= Exercise brief =
Copy every line, leaving nothing out and adding nothing.

= Supplied entries =

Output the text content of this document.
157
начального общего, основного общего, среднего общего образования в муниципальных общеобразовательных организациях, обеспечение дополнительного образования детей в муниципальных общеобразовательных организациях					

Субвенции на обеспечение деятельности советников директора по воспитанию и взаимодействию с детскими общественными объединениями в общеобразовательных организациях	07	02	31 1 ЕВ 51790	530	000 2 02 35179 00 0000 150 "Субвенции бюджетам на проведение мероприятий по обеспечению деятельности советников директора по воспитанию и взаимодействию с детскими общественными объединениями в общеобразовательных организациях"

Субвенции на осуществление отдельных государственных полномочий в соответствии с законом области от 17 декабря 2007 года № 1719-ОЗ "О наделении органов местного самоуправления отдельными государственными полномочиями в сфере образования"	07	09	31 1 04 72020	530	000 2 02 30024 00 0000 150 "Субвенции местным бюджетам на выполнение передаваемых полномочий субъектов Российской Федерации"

= The result =
Output the text content of this document.
157
начального общего, основного общего, среднего общего образования в муниципальных общеобразовательных организациях, обеспечение дополнительного образования детей в муниципальных общеобразовательных организациях					

Субвенции на обеспечение деятельности советников директора по воспитанию и взаимодействию с детскими общественными объединениями в общеобразовательных организациях	07	02	31 1 ЕВ 51790	530	000 2 02 35179 00 0000 150 "Субвенции бюджетам на проведение мероприятий по обеспечению деятельности советников директора по воспитанию и взаимодействию с детскими общественными объединениями в общеобразовательных организациях"

Субвенции на осуществление отдельных государственных полномочий в соответствии с законом области от 17 декабря 2007 года № 1719-ОЗ "О наделении органов местного самоуправления отдельными государственными полномочиями в сфере образования"	07	09	31 1 04 72020	530	000 2 02 30024 00 0000 150 "Субвенции местным бюджетам на выполнение передаваемых полномочий субъектов Российской Федерации"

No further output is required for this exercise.